**Extract:**
Microsoft, in collaboration with its partners, is preparing to roll out new certificates that will set new trust anchors for Secure Boot, a security feature that prevents unauthorized software from running during the boot process. The new certificates will replace the ones that are set to expire in 2026, and will be available as an optional update starting from February 13, 2024.
Secure Boot is a security feature that was introduced with Windows 8, and is based on the Unified Extensible Firmware Interface (UEFI) standard. It works by verifying the digital signature of any software that runs before Windows, such as firmware drivers, bootloaders, applications, and option ROMs. These signatures are checked against a set of trusted keys stored in the UEFI firmware.
Secure Boot helps protect Windows PCs from rootkits and bootkits, which are types of malware that can modify the boot sequence and evade detection by antivirus software. Secure Boot is part of Microsoft’s Trusted Boot security architecture, which also includes Trusted Boot, Early Launch Anti-Malware, and Measured Boot.

**What you will do:**
Rewrite the portion of the Secure Boot text that opens with the words containing "Microsoft, in collaboration" and closes with "the UEFI firmware.", putting "credentials" wherever "certificates" appears.

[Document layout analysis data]

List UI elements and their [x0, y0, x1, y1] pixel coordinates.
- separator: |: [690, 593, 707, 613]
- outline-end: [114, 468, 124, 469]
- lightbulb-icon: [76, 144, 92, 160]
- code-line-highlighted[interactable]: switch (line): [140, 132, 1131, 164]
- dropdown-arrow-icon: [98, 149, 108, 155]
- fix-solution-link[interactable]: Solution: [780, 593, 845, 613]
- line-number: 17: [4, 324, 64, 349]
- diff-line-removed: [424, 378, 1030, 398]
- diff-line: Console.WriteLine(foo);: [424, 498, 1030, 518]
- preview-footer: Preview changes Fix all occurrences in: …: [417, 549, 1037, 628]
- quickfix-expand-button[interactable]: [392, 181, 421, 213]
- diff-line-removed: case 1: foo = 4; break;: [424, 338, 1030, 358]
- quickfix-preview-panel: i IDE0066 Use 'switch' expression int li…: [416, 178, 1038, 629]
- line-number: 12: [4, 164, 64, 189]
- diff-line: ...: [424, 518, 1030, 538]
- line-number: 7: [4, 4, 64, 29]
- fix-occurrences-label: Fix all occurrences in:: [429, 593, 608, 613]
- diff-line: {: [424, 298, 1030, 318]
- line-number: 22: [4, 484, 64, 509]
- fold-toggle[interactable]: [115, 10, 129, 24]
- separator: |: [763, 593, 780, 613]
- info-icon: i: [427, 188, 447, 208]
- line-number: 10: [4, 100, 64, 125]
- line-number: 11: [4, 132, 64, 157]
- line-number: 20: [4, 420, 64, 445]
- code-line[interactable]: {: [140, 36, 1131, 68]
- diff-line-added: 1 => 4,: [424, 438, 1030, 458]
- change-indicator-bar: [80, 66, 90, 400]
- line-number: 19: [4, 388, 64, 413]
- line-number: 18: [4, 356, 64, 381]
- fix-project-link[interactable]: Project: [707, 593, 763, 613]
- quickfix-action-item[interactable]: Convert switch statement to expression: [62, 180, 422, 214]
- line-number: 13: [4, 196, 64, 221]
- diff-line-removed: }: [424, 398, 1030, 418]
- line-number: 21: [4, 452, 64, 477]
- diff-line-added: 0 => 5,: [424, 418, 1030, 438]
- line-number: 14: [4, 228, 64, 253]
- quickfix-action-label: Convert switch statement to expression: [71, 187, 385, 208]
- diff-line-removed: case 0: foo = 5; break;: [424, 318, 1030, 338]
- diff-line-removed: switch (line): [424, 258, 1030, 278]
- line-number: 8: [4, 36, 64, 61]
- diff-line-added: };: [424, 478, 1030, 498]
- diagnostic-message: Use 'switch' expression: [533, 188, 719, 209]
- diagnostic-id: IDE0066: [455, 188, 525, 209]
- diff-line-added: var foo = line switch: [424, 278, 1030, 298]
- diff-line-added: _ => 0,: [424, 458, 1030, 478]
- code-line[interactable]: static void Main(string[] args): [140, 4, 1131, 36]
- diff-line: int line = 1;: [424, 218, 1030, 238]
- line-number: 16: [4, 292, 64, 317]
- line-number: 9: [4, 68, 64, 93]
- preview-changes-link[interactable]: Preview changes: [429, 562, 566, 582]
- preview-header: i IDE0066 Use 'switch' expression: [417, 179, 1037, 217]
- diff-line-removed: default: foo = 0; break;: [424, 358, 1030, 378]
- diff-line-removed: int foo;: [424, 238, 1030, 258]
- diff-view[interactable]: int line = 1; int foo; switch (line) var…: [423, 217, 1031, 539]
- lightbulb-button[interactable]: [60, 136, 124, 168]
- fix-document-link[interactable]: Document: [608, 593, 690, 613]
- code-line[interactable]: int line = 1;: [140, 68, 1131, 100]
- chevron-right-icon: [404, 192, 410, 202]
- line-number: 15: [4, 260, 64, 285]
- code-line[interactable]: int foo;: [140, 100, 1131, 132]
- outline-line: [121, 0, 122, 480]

**Task solution:**
Microsoft, in collaboration with its partners, is preparing to roll out new credentials that will set new trust anchors for Secure Boot, a security feature that prevents unauthorized software from running during the boot process. The new credentials will replace the ones that are set to expire in 2026, and will be available as an optional update starting from February 13, 2024.
Secure Boot is a security feature that was introduced with Windows 8, and is based on the Unified Extensible Firmware Interface (UEFI) standard. It works by verifying the digital signature of any software that runs before Windows, such as firmware drivers, bootloaders, applications, and option ROMs. These signatures are checked against a set of trusted keys stored in the UEFI firmware.